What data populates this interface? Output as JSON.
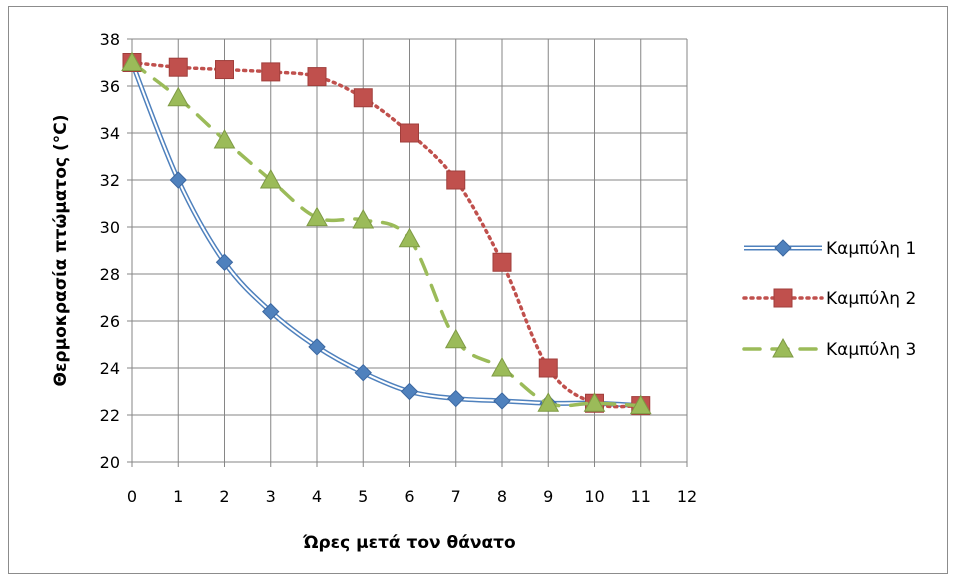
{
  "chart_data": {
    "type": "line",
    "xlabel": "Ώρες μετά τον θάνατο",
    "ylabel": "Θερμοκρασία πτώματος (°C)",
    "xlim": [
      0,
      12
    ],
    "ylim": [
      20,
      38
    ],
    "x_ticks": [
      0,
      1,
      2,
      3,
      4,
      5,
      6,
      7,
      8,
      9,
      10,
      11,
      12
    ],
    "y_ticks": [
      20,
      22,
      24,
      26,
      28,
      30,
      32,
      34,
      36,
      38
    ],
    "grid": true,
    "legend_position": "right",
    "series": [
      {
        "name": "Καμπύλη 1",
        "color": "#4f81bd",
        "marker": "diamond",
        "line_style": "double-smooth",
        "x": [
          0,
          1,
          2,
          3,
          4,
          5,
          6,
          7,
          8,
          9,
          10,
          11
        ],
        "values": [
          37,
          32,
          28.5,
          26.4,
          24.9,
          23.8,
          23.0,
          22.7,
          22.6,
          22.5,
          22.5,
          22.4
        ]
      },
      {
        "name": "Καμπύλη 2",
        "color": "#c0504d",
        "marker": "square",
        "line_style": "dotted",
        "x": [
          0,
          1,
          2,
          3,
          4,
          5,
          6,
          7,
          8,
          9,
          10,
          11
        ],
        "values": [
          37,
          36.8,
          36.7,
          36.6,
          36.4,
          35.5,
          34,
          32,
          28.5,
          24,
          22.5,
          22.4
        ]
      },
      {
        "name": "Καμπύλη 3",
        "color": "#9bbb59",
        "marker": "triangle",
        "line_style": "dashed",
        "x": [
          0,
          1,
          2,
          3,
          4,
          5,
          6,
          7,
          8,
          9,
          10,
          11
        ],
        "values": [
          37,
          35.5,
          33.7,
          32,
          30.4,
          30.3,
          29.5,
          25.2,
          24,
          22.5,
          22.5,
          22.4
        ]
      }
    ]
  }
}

----------------

Task objective:
Quote all of the entries word for word, omitting any pictures.

Task response:
What data populates this interface? Output as JSON.
{
  "chart_data": {
    "type": "line",
    "xlabel": "Ώρες μετά τον θάνατο",
    "ylabel": "Θερμοκρασία πτώματος (°C)",
    "xlim": [
      0,
      12
    ],
    "ylim": [
      20,
      38
    ],
    "x_ticks": [
      0,
      1,
      2,
      3,
      4,
      5,
      6,
      7,
      8,
      9,
      10,
      11,
      12
    ],
    "y_ticks": [
      20,
      22,
      24,
      26,
      28,
      30,
      32,
      34,
      36,
      38
    ],
    "grid": true,
    "legend_position": "right",
    "series": [
      {
        "name": "Καμπύλη 1",
        "color": "#4f81bd",
        "marker": "diamond",
        "line_style": "double-smooth",
        "x": [
          0,
          1,
          2,
          3,
          4,
          5,
          6,
          7,
          8,
          9,
          10,
          11
        ],
        "values": [
          37,
          32,
          28.5,
          26.4,
          24.9,
          23.8,
          23.0,
          22.7,
          22.6,
          22.5,
          22.5,
          22.4
        ]
      },
      {
        "name": "Καμπύλη 2",
        "color": "#c0504d",
        "marker": "square",
        "line_style": "dotted",
        "x": [
          0,
          1,
          2,
          3,
          4,
          5,
          6,
          7,
          8,
          9,
          10,
          11
        ],
        "values": [
          37,
          36.8,
          36.7,
          36.6,
          36.4,
          35.5,
          34,
          32,
          28.5,
          24,
          22.5,
          22.4
        ]
      },
      {
        "name": "Καμπύλη 3",
        "color": "#9bbb59",
        "marker": "triangle",
        "line_style": "dashed",
        "x": [
          0,
          1,
          2,
          3,
          4,
          5,
          6,
          7,
          8,
          9,
          10,
          11
        ],
        "values": [
          37,
          35.5,
          33.7,
          32,
          30.4,
          30.3,
          29.5,
          25.2,
          24,
          22.5,
          22.5,
          22.4
        ]
      }
    ]
  }
}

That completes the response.